__TEXTO APRESENTADO__:
——

Acontece que o almirante Gouveia e Melo deu, já nesta semana, uma entrevista à revista Sábado em que me parece ter feito um alerta ainda mais importante: “Caso a Europa não desenvolva rapidamente, num prazo de três anos, um complexo industrial-militar sólido que reponha stocks e crie um forte efeito dissuasor, três situações poderão ocorrer a breve trecho: 1) insuficiência militar; 2) incapacidade de competir tecnologicamente a uma escala global; e 3) uma significativa vulnerabilidade geoestratégica a curto médio prazo.”

——

__MATERIAL FORNECIDO__:
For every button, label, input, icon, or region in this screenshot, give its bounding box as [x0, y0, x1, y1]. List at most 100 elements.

——

__TAREFA 1__: No texto sobre o alerta do almirante Gouveia e Melo, a que revista foi dada a entrevista?
__TAREFA 2__: Indique se cada afirmação concorda com o texto sobre o alerta do almirante Gouveia e Melo: (a) a entrevista foi dada nesta semana; (b) o prazo apontado para a Europa desenvolver um complexo industrial-militar é de cinco anos; (c) uma das situações previstas é a incapacidade de competir tecnologicamente a uma escala global.
__TAREFA 3__: Prossiga o texto sobre o alerta do almirante Gouveia e Melo a partir do ponto em que termina.
O material não tem qualquer papel aqui.

__RESPOSTA ESPERADA 1__: À revista Sábado.

__RESPOSTA ESPERADA 2__:
(a) Sim: "deu, já nesta semana, uma entrevista à revista Sábado"
(b) Não: "num prazo de três anos"
(c) Sim: "2) incapacidade de competir tecnologicamente a uma escala global"

__RESPOSTA ESPERADA 3__:
Este artigo propõe uma transição estratégica para uma economia com medidas preventivas e de fortalecimento nacional e europeu, mediante a criação de uma task force interministerial, envolvendo a idD-Portugal Defensa que já tem uma tutela conjunta do Ministério da Defesa e do Ministério das Finanças, mas convidando também o Ministério da Economia, precisamente para se reforçar a componente de expansão da indústria de defesa nacional no quadro europeu, com os seguintes objetivos:

a) Munições e sistemas de armas – procurar e encontrar oportunidades de desenvolvimento que não estejam suficientemente bem satisfeitas, como é o caso manifesto das munições, ver artigo “Roteiro para uma reindustrialização de munições de guerra em Portugal”, sempre que possível com parcerias público-privadas ou, se tal se mostrar inviável, através da montagem de empresas públicas para esse efeito – este setor, ao contrário de outros do mercado civil, que pode ser deixado funcionar em mercado livre e concorrencial, é um mercado de monopsónio, em que só existe um comprador, e bem, porque só os Estados têm legitimidade para comprar este tipo de bens e serviços de emprego da força, e tem condicionalismos específicos que podem justificar a presença de capitais públicos, sobretudo num contexto de urgência, como os que vivemos atualmente.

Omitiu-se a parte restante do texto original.